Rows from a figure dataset
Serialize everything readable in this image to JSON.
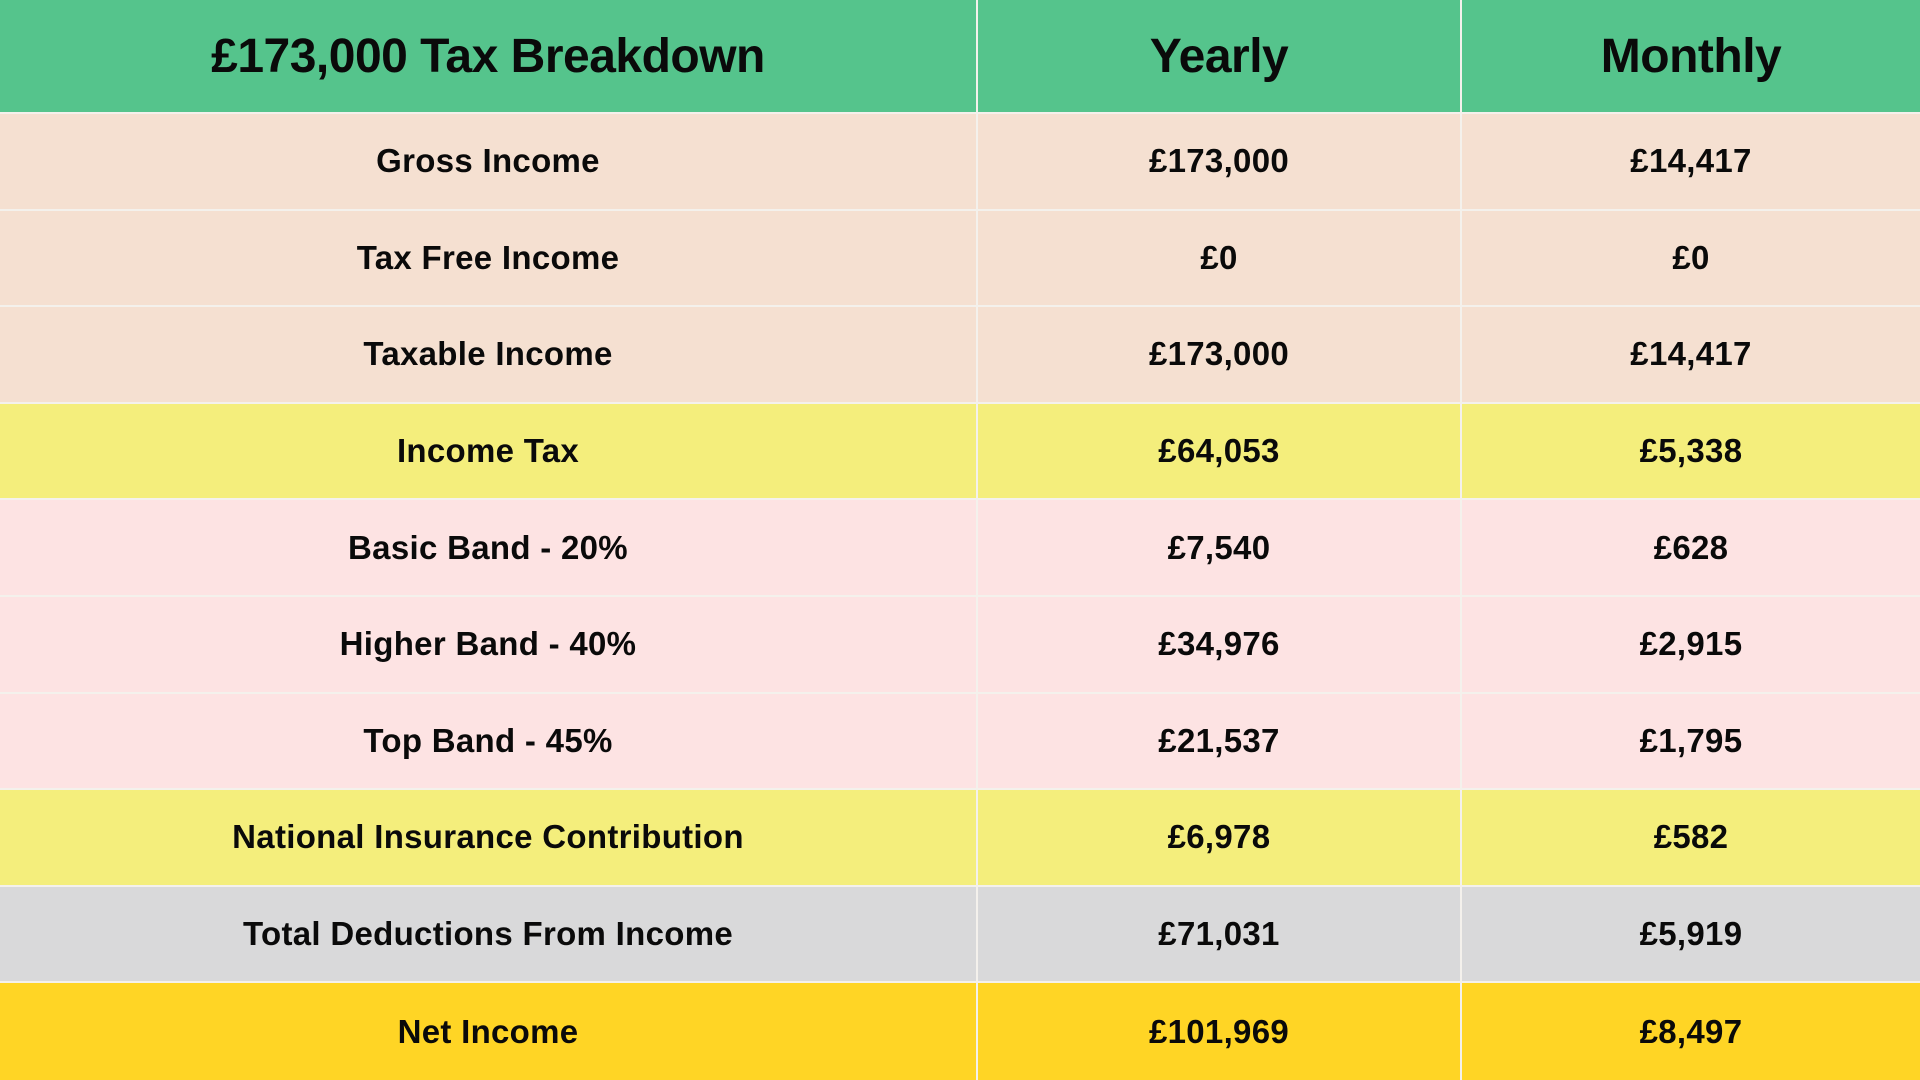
{
  "table": {
    "headers": [
      "£173,000 Tax Breakdown",
      "Yearly",
      "Monthly"
    ],
    "rows": [
      {
        "label": "Gross Income",
        "yearly": "£173,000",
        "monthly": "£14,417",
        "style": "income",
        "color": "#f5e0d1"
      },
      {
        "label": "Tax Free Income",
        "yearly": "£0",
        "monthly": "£0",
        "style": "income",
        "color": "#f5e0d1"
      },
      {
        "label": "Taxable Income",
        "yearly": "£173,000",
        "monthly": "£14,417",
        "style": "income",
        "color": "#f5e0d1"
      },
      {
        "label": "Income Tax",
        "yearly": "£64,053",
        "monthly": "£5,338",
        "style": "tax",
        "color": "#f4ee7c"
      },
      {
        "label": "Basic Band - 20%",
        "yearly": "£7,540",
        "monthly": "£628",
        "style": "band",
        "color": "#fde3e3"
      },
      {
        "label": "Higher Band - 40%",
        "yearly": "£34,976",
        "monthly": "£2,915",
        "style": "band",
        "color": "#fde3e3"
      },
      {
        "label": "Top Band - 45%",
        "yearly": "£21,537",
        "monthly": "£1,795",
        "style": "band",
        "color": "#fde3e3"
      },
      {
        "label": "National Insurance Contribution",
        "yearly": "£6,978",
        "monthly": "£582",
        "style": "tax",
        "color": "#f4ee7c"
      },
      {
        "label": "Total Deductions From Income",
        "yearly": "£71,031",
        "monthly": "£5,919",
        "style": "total",
        "color": "#d9d9da"
      },
      {
        "label": "Net Income",
        "yearly": "£101,969",
        "monthly": "£8,497",
        "style": "net",
        "color": "#ffd525"
      }
    ]
  },
  "colors": {
    "header": "#55c48c",
    "divider": "#f4f1ec"
  }
}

— Challenge —
Repeat each entry exactly as given; no pictures belong in the copy.

— Task answer —
Serialize everything readable in this image to JSON.
{
  "table": {
    "headers": [
      "£173,000 Tax Breakdown",
      "Yearly",
      "Monthly"
    ],
    "rows": [
      {
        "label": "Gross Income",
        "yearly": "£173,000",
        "monthly": "£14,417",
        "style": "income",
        "color": "#f5e0d1"
      },
      {
        "label": "Tax Free Income",
        "yearly": "£0",
        "monthly": "£0",
        "style": "income",
        "color": "#f5e0d1"
      },
      {
        "label": "Taxable Income",
        "yearly": "£173,000",
        "monthly": "£14,417",
        "style": "income",
        "color": "#f5e0d1"
      },
      {
        "label": "Income Tax",
        "yearly": "£64,053",
        "monthly": "£5,338",
        "style": "tax",
        "color": "#f4ee7c"
      },
      {
        "label": "Basic Band - 20%",
        "yearly": "£7,540",
        "monthly": "£628",
        "style": "band",
        "color": "#fde3e3"
      },
      {
        "label": "Higher Band - 40%",
        "yearly": "£34,976",
        "monthly": "£2,915",
        "style": "band",
        "color": "#fde3e3"
      },
      {
        "label": "Top Band - 45%",
        "yearly": "£21,537",
        "monthly": "£1,795",
        "style": "band",
        "color": "#fde3e3"
      },
      {
        "label": "National Insurance Contribution",
        "yearly": "£6,978",
        "monthly": "£582",
        "style": "tax",
        "color": "#f4ee7c"
      },
      {
        "label": "Total Deductions From Income",
        "yearly": "£71,031",
        "monthly": "£5,919",
        "style": "total",
        "color": "#d9d9da"
      },
      {
        "label": "Net Income",
        "yearly": "£101,969",
        "monthly": "£8,497",
        "style": "net",
        "color": "#ffd525"
      }
    ]
  },
  "colors": {
    "header": "#55c48c",
    "divider": "#f4f1ec"
  }
}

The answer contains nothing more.